— CHALLENGE —
Reproduce all the entries precisely.

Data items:
......
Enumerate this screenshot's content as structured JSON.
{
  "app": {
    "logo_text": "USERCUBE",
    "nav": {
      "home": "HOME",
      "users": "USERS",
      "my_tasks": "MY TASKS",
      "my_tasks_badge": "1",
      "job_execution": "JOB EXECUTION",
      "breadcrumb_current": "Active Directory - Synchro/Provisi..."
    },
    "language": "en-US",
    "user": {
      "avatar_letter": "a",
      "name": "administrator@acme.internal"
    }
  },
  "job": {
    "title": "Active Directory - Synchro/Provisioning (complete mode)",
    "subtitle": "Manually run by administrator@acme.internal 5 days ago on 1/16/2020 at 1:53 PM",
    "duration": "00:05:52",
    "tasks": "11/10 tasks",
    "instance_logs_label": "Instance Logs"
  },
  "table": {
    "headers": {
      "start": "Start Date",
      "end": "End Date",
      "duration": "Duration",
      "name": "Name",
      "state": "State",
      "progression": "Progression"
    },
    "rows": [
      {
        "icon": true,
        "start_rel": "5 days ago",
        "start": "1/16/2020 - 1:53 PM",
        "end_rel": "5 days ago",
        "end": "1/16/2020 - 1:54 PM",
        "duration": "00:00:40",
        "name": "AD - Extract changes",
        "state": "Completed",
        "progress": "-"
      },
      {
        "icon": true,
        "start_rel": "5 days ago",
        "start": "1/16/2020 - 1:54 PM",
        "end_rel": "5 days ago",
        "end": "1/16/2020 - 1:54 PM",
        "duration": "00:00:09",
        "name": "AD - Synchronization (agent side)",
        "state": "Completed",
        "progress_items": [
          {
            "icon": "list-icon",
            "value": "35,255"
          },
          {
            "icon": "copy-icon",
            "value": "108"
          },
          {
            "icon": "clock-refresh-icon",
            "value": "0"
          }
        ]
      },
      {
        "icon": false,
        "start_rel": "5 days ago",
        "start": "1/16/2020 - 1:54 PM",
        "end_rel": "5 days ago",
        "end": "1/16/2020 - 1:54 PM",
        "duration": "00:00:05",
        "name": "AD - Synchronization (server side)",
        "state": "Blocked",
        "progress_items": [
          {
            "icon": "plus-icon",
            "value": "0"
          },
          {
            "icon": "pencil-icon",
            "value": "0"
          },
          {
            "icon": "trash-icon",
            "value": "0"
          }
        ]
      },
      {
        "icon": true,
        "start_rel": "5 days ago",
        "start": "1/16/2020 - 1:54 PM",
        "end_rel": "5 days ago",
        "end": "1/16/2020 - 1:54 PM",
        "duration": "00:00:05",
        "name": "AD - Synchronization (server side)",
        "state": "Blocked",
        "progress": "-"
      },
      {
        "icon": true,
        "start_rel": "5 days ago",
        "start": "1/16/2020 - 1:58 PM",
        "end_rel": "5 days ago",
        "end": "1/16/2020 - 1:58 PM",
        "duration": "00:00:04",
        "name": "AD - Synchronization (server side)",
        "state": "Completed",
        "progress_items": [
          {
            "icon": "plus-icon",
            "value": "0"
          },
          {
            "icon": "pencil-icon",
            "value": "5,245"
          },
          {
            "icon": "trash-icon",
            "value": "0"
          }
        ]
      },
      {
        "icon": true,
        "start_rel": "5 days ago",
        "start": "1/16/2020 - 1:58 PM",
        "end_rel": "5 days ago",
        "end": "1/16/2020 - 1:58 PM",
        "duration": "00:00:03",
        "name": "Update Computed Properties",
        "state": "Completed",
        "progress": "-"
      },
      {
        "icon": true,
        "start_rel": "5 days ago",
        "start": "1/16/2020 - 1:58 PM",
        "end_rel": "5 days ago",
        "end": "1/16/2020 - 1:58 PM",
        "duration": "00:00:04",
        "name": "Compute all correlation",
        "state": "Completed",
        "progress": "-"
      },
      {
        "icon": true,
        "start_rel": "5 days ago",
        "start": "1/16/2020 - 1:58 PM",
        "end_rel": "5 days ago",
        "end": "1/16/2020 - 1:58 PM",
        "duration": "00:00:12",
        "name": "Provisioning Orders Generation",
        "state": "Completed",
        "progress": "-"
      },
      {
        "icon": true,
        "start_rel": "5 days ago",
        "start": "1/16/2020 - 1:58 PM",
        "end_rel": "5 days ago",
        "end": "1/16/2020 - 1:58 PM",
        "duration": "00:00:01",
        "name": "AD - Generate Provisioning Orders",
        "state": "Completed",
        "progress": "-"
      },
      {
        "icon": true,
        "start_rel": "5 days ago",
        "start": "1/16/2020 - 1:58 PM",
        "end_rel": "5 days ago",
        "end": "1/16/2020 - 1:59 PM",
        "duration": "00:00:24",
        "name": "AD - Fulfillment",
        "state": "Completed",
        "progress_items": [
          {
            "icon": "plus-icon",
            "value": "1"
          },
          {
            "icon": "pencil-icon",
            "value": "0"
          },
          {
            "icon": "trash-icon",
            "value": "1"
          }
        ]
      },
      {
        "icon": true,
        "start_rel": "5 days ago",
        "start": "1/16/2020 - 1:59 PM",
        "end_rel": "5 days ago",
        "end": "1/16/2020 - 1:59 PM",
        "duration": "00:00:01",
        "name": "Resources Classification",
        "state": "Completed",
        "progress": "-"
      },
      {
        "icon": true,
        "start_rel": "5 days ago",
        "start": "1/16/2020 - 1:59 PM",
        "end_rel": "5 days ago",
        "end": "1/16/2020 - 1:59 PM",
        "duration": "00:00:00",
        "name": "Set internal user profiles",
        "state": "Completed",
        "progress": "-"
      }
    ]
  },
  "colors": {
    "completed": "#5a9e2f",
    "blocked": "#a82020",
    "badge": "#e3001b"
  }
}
......
— COMPLETE RESPONSE —
Enumerate this screenshot's content as structured JSON.
{
  "app": {
    "logo_text": "USERCUBE",
    "nav": {
      "home": "HOME",
      "users": "USERS",
      "my_tasks": "MY TASKS",
      "my_tasks_badge": "1",
      "job_execution": "JOB EXECUTION",
      "breadcrumb_current": "Active Directory - Synchro/Provisi..."
    },
    "language": "en-US",
    "user": {
      "avatar_letter": "a",
      "name": "administrator@acme.internal"
    }
  },
  "job": {
    "title": "Active Directory - Synchro/Provisioning (complete mode)",
    "subtitle": "Manually run by administrator@acme.internal 5 days ago on 1/16/2020 at 1:53 PM",
    "duration": "00:05:52",
    "tasks": "11/10 tasks",
    "instance_logs_label": "Instance Logs"
  },
  "table": {
    "headers": {
      "start": "Start Date",
      "end": "End Date",
      "duration": "Duration",
      "name": "Name",
      "state": "State",
      "progression": "Progression"
    },
    "rows": [
      {
        "icon": true,
        "start_rel": "5 days ago",
        "start": "1/16/2020 - 1:53 PM",
        "end_rel": "5 days ago",
        "end": "1/16/2020 - 1:54 PM",
        "duration": "00:00:40",
        "name": "AD - Extract changes",
        "state": "Completed",
        "progress": "-"
      },
      {
        "icon": true,
        "start_rel": "5 days ago",
        "start": "1/16/2020 - 1:54 PM",
        "end_rel": "5 days ago",
        "end": "1/16/2020 - 1:54 PM",
        "duration": "00:00:09",
        "name": "AD - Synchronization (agent side)",
        "state": "Completed",
        "progress_items": [
          {
            "icon": "list-icon",
            "value": "35,255"
          },
          {
            "icon": "copy-icon",
            "value": "108"
          },
          {
            "icon": "clock-refresh-icon",
            "value": "0"
          }
        ]
      },
      {
        "icon": false,
        "start_rel": "5 days ago",
        "start": "1/16/2020 - 1:54 PM",
        "end_rel": "5 days ago",
        "end": "1/16/2020 - 1:54 PM",
        "duration": "00:00:05",
        "name": "AD - Synchronization (server side)",
        "state": "Blocked",
        "progress_items": [
          {
            "icon": "plus-icon",
            "value": "0"
          },
          {
            "icon": "pencil-icon",
            "value": "0"
          },
          {
            "icon": "trash-icon",
            "value": "0"
          }
        ]
      },
      {
        "icon": true,
        "start_rel": "5 days ago",
        "start": "1/16/2020 - 1:54 PM",
        "end_rel": "5 days ago",
        "end": "1/16/2020 - 1:54 PM",
        "duration": "00:00:05",
        "name": "AD - Synchronization (server side)",
        "state": "Blocked",
        "progress": "-"
      },
      {
        "icon": true,
        "start_rel": "5 days ago",
        "start": "1/16/2020 - 1:58 PM",
        "end_rel": "5 days ago",
        "end": "1/16/2020 - 1:58 PM",
        "duration": "00:00:04",
        "name": "AD - Synchronization (server side)",
        "state": "Completed",
        "progress_items": [
          {
            "icon": "plus-icon",
            "value": "0"
          },
          {
            "icon": "pencil-icon",
            "value": "5,245"
          },
          {
            "icon": "trash-icon",
            "value": "0"
          }
        ]
      },
      {
        "icon": true,
        "start_rel": "5 days ago",
        "start": "1/16/2020 - 1:58 PM",
        "end_rel": "5 days ago",
        "end": "1/16/2020 - 1:58 PM",
        "duration": "00:00:03",
        "name": "Update Computed Properties",
        "state": "Completed",
        "progress": "-"
      },
      {
        "icon": true,
        "start_rel": "5 days ago",
        "start": "1/16/2020 - 1:58 PM",
        "end_rel": "5 days ago",
        "end": "1/16/2020 - 1:58 PM",
        "duration": "00:00:04",
        "name": "Compute all correlation",
        "state": "Completed",
        "progress": "-"
      },
      {
        "icon": true,
        "start_rel": "5 days ago",
        "start": "1/16/2020 - 1:58 PM",
        "end_rel": "5 days ago",
        "end": "1/16/2020 - 1:58 PM",
        "duration": "00:00:12",
        "name": "Provisioning Orders Generation",
        "state": "Completed",
        "progress": "-"
      },
      {
        "icon": true,
        "start_rel": "5 days ago",
        "start": "1/16/2020 - 1:58 PM",
        "end_rel": "5 days ago",
        "end": "1/16/2020 - 1:58 PM",
        "duration": "00:00:01",
        "name": "AD - Generate Provisioning Orders",
        "state": "Completed",
        "progress": "-"
      },
      {
        "icon": true,
        "start_rel": "5 days ago",
        "start": "1/16/2020 - 1:58 PM",
        "end_rel": "5 days ago",
        "end": "1/16/2020 - 1:59 PM",
        "duration": "00:00:24",
        "name": "AD - Fulfillment",
        "state": "Completed",
        "progress_items": [
          {
            "icon": "plus-icon",
            "value": "1"
          },
          {
            "icon": "pencil-icon",
            "value": "0"
          },
          {
            "icon": "trash-icon",
            "value": "1"
          }
        ]
      },
      {
        "icon": true,
        "start_rel": "5 days ago",
        "start": "1/16/2020 - 1:59 PM",
        "end_rel": "5 days ago",
        "end": "1/16/2020 - 1:59 PM",
        "duration": "00:00:01",
        "name": "Resources Classification",
        "state": "Completed",
        "progress": "-"
      },
      {
        "icon": true,
        "start_rel": "5 days ago",
        "start": "1/16/2020 - 1:59 PM",
        "end_rel": "5 days ago",
        "end": "1/16/2020 - 1:59 PM",
        "duration": "00:00:00",
        "name": "Set internal user profiles",
        "state": "Completed",
        "progress": "-"
      }
    ]
  },
  "colors": {
    "completed": "#5a9e2f",
    "blocked": "#a82020",
    "badge": "#e3001b"
  }
}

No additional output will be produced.